_Aim_. Retype the whole listing, please, keeping every line exact and dropping the pictures.

_Data for processing_.
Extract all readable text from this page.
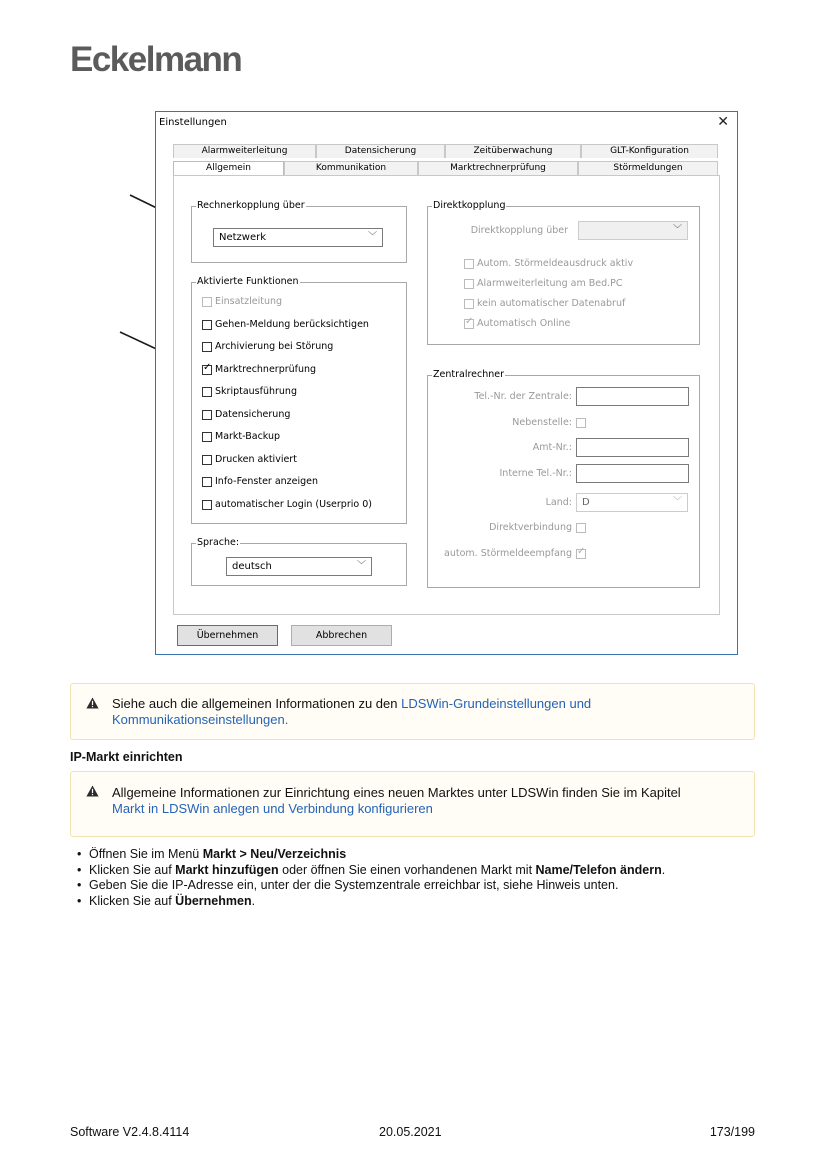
Eckelmann
Einstellungen	✕
Alarmweiterleitung	Datensicherung	Zeitüberwachung	GLT-Konfiguration
Allgemein	Kommunikation	Marktrechnerprüfung	Störmeldungen
Rechnerkopplung über
Netzwerk	﹀
Aktivierte Funktionen
Einsatzleitung
Gehen-Meldung berücksichtigen
Archivierung bei Störung
✓ Marktrechnerprüfung
Skriptausführung
Datensicherung
Markt-Backup
Drucken aktiviert
Info-Fenster anzeigen
automatischer Login (Userprio 0)
Sprache:
deutsch	﹀
Direktkopplung
Direktkopplung über	﹀
Autom. Störmeldeausdruck aktiv
Alarmweiterleitung am Bed.PC
kein automatischer Datenabruf
✓ Automatisch Online
Zentralrechner
Tel.-Nr. der Zentrale:
Nebenstelle:
Amt-Nr.:
Interne Tel.-Nr.:
Land:	D	﹀
Direktverbindung
autom. Störmeldeempfang ✓
Übernehmen	Abbrechen
Siehe auch die allgemeinen Informationen zu den LDSWin-Grundeinstellungen und Kommunikationseinstellungen.
IP-Markt einrichten
Allgemeine Informationen zur Einrichtung eines neuen Marktes unter LDSWin finden Sie im Kapitel
Markt in LDSWin anlegen und Verbindung konfigurieren
• Öffnen Sie im Menü Markt > Neu/Verzeichnis
• Klicken Sie auf Markt hinzufügen oder öffnen Sie einen vorhandenen Markt mit Name/Telefon ändern.
• Geben Sie die IP-Adresse ein, unter der die Systemzentrale erreichbar ist, siehe Hinweis unten.
• Klicken Sie auf Übernehmen.
Software V2.4.8.4114	20.05.2021	173/199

_Final result_.
Extract all readable text from this page.
Eckelmann
Einstellungen	✕
Alarmweiterleitung	Datensicherung	Zeitüberwachung	GLT-Konfiguration
Allgemein	Kommunikation	Marktrechnerprüfung	Störmeldungen
Rechnerkopplung über
Netzwerk	﹀
Aktivierte Funktionen
Einsatzleitung
Gehen-Meldung berücksichtigen
Archivierung bei Störung
✓ Marktrechnerprüfung
Skriptausführung
Datensicherung
Markt-Backup
Drucken aktiviert
Info-Fenster anzeigen
automatischer Login (Userprio 0)
Sprache:
deutsch	﹀
Direktkopplung
Direktkopplung über	﹀
Autom. Störmeldeausdruck aktiv
Alarmweiterleitung am Bed.PC
kein automatischer Datenabruf
✓ Automatisch Online
Zentralrechner
Tel.-Nr. der Zentrale:
Nebenstelle:
Amt-Nr.:
Interne Tel.-Nr.:
Land:	D	﹀
Direktverbindung
autom. Störmeldeempfang ✓
Übernehmen	Abbrechen
Siehe auch die allgemeinen Informationen zu den LDSWin-Grundeinstellungen und Kommunikationseinstellungen.
IP-Markt einrichten
Allgemeine Informationen zur Einrichtung eines neuen Marktes unter LDSWin finden Sie im Kapitel
Markt in LDSWin anlegen und Verbindung konfigurieren
• Öffnen Sie im Menü Markt > Neu/Verzeichnis
• Klicken Sie auf Markt hinzufügen oder öffnen Sie einen vorhandenen Markt mit Name/Telefon ändern.
• Geben Sie die IP-Adresse ein, unter der die Systemzentrale erreichbar ist, siehe Hinweis unten.
• Klicken Sie auf Übernehmen.
Software V2.4.8.4114	20.05.2021	173/199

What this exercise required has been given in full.